Tasks:
[a] Answer these questions from the Hot Potato post:
(i) What date appears at the top?
(ii) Which two foods does the writer say were given up?
(iii) What name does the writer now give the coping skill developed to avoid shame and panic?
[b] Retype the part of the Hot Potato post starting with "Hot Potato, Hot" and going on through "you are one.".

Thursday, September 8, 2016

Hot Potato, Hot Potato

My name is Sara, and I’m a recovering Impulse Addict.

Don’t Google it. It’s not a real thing. There’s no diagnostic code for it and no 12 step program to aid my recovery. I’m in the club alone.

Perhaps you know an Impulse Addict who might join me. Perhaps, Lord help you, you are one.

I didn’t set out to make the worst decisions possible for my life. In fact, I appeared to be a high functioning individual. I graduated in the top 10% of my high school class, went on mission trips with the youth group, made the Dean’s List in college, and I gave up flour and refined sugar LIKE A BOSS. But on the inside, I was a mess. I felt exposed, like the entire world could see every flaw and was collectively laughing at the train wreck I was. In order to avoid this internal shame and panic, I developed a coping skill that I now refer to as “Emotional Hot Potato.”

Information:

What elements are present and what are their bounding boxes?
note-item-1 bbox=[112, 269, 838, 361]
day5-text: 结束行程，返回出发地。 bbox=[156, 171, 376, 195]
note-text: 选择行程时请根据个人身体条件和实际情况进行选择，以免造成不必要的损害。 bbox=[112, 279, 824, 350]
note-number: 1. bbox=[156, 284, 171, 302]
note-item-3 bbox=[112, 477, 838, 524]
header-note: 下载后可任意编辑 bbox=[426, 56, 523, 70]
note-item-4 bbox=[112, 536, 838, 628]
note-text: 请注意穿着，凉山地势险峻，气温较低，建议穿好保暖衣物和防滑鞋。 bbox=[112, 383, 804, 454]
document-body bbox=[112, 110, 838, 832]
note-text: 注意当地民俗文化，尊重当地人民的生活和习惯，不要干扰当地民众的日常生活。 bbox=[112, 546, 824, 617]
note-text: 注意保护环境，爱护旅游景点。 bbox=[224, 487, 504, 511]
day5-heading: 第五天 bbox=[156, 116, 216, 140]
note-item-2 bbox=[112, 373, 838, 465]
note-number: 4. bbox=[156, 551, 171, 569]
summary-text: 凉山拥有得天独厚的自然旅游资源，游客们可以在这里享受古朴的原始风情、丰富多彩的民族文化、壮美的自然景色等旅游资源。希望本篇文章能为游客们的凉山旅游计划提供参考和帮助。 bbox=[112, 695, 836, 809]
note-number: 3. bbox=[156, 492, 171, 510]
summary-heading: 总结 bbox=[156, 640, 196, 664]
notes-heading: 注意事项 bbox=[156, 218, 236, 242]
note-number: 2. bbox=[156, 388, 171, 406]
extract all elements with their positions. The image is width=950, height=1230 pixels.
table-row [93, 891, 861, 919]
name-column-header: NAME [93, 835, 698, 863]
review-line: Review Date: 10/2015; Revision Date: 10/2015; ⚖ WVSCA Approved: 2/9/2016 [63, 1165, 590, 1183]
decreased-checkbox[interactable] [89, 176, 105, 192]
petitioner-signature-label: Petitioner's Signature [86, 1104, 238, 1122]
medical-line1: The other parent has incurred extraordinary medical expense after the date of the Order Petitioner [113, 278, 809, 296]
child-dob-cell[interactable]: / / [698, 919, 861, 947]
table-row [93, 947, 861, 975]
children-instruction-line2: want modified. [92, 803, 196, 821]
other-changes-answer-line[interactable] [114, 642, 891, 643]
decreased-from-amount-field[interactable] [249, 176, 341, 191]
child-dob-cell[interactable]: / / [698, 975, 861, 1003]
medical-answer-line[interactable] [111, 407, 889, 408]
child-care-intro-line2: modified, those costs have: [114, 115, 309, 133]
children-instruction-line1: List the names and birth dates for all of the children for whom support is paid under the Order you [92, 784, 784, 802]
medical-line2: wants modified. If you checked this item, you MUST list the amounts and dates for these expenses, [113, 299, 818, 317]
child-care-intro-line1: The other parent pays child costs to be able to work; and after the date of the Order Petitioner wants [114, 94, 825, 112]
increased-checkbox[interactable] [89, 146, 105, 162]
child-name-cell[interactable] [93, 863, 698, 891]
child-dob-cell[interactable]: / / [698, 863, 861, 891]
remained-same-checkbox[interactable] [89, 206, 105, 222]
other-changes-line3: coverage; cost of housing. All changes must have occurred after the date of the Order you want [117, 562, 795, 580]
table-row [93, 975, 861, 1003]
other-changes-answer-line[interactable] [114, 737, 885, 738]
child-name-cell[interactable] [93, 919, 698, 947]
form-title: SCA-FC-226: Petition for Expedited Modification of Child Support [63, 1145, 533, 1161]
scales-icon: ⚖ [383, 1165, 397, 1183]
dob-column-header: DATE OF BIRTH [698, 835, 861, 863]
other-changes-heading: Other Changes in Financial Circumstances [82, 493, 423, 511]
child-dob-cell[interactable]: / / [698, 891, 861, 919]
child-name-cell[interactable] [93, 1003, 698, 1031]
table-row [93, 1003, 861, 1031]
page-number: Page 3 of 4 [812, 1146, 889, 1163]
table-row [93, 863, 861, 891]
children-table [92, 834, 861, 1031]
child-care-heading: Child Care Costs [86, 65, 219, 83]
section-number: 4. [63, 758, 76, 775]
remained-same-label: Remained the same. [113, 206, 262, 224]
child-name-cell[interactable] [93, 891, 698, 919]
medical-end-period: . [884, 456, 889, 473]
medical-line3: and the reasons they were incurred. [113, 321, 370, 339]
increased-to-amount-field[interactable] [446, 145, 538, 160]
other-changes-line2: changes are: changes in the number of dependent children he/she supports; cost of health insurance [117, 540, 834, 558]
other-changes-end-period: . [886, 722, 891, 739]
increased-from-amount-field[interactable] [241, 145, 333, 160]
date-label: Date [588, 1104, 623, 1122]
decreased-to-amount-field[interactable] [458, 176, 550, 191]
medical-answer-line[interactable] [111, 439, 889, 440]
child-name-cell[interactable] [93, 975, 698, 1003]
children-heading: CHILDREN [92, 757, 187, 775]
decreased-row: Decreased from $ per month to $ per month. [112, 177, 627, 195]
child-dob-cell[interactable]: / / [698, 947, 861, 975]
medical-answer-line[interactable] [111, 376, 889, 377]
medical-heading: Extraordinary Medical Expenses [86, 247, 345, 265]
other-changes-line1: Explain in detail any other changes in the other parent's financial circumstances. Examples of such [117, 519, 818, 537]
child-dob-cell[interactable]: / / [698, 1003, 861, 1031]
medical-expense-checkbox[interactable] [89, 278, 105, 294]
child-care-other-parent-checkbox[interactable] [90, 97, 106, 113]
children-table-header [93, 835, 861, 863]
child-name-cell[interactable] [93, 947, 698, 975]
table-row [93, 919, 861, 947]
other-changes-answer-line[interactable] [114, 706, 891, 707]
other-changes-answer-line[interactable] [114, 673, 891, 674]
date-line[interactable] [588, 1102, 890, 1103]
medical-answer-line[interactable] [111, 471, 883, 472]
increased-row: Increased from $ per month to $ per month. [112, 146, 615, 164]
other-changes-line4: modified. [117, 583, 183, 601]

Task-by-task outputs:
[a]
(i) Thursday, September 8, 2016
(ii) Flour and refined sugar
(iii) "Emotional Hot Potato"

[b]
Hot Potato, Hot Potato

My name is Sara, and I’m a recovering Impulse Addict.

Don’t Google it. It’s not a real thing. There’s no diagnostic code for it and no 12 step program to aid my recovery. I’m in the club alone.

Perhaps you know an Impulse Addict who might join me. Perhaps, Lord help you, you are one.